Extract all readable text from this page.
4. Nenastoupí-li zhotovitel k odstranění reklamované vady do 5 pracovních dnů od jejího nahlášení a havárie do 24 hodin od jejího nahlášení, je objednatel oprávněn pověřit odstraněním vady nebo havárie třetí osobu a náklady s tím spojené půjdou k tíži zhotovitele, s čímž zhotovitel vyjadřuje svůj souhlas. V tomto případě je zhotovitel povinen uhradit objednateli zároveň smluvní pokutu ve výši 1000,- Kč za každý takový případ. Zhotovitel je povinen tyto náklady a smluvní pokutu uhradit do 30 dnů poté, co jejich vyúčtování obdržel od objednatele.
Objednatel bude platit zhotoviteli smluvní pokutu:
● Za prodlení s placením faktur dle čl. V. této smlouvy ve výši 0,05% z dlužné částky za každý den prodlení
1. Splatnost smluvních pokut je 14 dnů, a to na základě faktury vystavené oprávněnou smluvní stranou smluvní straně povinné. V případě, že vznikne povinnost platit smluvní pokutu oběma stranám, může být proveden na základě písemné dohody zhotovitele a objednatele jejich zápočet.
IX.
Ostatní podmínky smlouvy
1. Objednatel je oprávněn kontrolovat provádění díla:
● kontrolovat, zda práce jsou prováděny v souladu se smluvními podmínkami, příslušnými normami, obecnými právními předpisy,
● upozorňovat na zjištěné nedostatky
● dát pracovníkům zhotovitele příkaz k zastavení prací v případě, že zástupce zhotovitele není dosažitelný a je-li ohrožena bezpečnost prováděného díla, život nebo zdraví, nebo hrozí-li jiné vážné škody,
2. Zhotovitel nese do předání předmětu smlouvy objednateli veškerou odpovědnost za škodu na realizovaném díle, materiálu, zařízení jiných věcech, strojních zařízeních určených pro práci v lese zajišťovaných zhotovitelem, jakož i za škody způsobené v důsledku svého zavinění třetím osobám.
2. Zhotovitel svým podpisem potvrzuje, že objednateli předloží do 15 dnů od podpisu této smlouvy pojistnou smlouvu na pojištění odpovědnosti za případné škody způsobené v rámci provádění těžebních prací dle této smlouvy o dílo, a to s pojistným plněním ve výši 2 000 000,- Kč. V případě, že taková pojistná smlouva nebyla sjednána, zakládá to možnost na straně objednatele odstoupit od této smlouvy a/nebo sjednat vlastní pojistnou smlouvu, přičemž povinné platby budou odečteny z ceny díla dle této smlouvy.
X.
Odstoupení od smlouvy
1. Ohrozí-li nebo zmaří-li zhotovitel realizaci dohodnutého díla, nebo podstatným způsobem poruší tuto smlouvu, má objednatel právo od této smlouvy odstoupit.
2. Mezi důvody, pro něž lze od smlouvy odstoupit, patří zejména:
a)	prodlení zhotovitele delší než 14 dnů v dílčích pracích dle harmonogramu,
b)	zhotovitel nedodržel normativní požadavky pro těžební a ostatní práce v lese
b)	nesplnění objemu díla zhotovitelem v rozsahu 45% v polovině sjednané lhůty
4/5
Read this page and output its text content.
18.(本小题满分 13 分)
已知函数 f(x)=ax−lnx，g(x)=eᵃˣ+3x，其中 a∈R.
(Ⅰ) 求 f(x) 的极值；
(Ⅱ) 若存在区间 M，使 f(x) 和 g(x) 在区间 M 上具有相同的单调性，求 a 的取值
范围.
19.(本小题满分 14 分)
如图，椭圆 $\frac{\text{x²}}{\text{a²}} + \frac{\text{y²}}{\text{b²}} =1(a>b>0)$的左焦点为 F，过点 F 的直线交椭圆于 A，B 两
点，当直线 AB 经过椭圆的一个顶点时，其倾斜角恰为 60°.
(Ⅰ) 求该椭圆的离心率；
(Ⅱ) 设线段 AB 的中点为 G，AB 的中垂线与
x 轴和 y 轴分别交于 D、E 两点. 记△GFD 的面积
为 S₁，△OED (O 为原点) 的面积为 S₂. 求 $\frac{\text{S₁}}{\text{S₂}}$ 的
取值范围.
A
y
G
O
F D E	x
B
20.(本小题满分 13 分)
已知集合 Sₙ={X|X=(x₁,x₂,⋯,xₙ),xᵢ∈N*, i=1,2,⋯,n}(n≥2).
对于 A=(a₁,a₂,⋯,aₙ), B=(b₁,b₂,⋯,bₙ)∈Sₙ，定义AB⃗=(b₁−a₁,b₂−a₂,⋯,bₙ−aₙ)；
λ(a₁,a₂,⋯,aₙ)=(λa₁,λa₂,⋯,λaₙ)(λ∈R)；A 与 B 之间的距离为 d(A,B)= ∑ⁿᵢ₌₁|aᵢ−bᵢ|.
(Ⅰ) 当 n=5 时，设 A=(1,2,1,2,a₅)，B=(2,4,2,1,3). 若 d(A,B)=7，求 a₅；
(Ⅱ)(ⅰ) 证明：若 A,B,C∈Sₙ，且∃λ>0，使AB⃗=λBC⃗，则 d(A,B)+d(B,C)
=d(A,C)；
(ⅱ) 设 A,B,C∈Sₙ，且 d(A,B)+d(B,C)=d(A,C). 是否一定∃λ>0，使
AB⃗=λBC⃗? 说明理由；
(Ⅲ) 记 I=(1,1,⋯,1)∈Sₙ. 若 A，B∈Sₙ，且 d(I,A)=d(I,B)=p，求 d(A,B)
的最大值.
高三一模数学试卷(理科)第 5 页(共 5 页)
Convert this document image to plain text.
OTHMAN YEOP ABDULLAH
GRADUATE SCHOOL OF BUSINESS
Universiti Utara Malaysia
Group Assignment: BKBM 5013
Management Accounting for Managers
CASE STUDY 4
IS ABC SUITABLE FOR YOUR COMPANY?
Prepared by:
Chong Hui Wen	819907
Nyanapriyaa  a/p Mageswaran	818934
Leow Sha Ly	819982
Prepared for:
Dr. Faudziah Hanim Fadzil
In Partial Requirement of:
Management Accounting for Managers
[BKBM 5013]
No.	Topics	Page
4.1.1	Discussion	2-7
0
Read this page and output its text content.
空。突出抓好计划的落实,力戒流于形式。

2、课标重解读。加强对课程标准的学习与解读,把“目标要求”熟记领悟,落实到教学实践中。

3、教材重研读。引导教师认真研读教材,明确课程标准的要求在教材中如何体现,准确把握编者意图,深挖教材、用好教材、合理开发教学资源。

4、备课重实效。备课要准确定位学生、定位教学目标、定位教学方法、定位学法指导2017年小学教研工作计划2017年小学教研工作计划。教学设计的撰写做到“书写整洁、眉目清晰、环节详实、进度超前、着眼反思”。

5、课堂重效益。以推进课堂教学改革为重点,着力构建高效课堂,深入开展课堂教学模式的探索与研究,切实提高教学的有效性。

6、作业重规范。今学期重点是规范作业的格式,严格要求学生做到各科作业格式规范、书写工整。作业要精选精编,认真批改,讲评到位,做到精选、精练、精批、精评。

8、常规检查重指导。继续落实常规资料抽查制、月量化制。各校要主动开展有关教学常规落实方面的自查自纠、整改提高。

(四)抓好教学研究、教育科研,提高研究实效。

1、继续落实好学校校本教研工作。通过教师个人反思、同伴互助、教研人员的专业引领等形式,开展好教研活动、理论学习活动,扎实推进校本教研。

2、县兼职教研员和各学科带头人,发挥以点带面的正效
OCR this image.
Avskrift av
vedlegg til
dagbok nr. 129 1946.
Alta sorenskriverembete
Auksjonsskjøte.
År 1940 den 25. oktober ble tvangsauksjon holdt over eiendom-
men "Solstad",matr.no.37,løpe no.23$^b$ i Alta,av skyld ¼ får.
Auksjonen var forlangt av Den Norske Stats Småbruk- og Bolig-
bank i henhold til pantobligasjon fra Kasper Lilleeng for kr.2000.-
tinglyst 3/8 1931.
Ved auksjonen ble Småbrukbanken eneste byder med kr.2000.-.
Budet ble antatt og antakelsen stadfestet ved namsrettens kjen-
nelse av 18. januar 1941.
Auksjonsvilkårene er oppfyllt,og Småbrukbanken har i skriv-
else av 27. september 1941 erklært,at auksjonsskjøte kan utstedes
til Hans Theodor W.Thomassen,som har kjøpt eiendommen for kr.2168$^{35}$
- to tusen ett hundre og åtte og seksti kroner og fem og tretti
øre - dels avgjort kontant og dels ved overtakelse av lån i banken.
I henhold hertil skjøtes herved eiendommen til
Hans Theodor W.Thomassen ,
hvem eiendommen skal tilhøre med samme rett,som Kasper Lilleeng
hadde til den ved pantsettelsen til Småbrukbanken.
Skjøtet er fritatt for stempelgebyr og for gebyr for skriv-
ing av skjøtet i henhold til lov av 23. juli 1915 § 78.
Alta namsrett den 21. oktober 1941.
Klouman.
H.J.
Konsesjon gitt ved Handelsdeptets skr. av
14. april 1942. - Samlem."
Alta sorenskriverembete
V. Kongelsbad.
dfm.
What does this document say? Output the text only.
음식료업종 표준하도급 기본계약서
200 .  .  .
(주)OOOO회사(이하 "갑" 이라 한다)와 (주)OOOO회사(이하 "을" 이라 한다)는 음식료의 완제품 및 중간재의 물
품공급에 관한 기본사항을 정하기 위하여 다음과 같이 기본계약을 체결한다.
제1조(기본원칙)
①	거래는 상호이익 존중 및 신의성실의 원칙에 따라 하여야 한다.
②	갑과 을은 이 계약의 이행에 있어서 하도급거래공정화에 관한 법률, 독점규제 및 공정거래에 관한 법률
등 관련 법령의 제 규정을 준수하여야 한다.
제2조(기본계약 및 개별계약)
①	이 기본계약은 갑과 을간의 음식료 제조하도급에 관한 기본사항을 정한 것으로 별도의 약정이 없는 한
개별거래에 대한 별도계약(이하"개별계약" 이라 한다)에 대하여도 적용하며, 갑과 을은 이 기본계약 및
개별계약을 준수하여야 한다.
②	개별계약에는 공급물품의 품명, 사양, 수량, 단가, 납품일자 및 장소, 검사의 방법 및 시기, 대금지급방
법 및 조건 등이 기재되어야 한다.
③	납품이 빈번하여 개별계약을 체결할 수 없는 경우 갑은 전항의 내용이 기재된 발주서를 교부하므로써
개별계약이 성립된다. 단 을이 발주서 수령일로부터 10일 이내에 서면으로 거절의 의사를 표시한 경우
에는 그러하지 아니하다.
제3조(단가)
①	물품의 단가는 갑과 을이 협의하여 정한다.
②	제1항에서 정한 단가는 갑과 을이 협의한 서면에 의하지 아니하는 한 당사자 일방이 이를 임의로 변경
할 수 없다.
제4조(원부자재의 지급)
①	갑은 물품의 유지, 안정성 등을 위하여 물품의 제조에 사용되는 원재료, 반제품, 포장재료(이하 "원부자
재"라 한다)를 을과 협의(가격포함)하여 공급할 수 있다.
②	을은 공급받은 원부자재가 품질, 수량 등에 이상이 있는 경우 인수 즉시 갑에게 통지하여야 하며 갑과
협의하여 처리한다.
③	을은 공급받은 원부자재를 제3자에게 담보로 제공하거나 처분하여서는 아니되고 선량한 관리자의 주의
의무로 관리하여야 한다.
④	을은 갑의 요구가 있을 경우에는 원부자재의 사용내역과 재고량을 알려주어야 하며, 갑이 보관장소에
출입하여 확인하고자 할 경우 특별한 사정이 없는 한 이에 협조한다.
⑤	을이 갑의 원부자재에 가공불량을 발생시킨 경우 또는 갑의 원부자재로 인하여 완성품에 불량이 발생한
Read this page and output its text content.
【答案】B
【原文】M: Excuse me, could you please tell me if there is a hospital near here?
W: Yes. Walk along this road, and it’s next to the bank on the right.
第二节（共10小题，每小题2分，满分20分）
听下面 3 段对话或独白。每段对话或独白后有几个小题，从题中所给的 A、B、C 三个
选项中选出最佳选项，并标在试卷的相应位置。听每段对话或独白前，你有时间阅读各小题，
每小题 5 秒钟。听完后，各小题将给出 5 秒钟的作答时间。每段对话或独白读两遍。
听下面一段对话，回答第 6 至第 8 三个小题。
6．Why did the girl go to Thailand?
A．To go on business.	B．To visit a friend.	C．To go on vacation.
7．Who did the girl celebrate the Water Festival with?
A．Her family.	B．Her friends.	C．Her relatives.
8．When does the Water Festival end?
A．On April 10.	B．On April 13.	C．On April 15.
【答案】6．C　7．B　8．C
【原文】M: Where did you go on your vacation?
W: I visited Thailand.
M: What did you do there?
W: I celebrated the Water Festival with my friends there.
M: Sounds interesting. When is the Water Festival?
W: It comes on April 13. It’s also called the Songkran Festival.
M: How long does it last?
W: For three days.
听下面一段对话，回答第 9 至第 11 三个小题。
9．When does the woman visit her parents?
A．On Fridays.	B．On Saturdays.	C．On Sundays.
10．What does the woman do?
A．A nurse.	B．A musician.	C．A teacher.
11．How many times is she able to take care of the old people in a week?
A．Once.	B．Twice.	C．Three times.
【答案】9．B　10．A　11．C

— PROBLEM DETAILS —
Give the count of lines that hold the word "zhotovitelem", with nothing added.

— THE SOLUTION —
2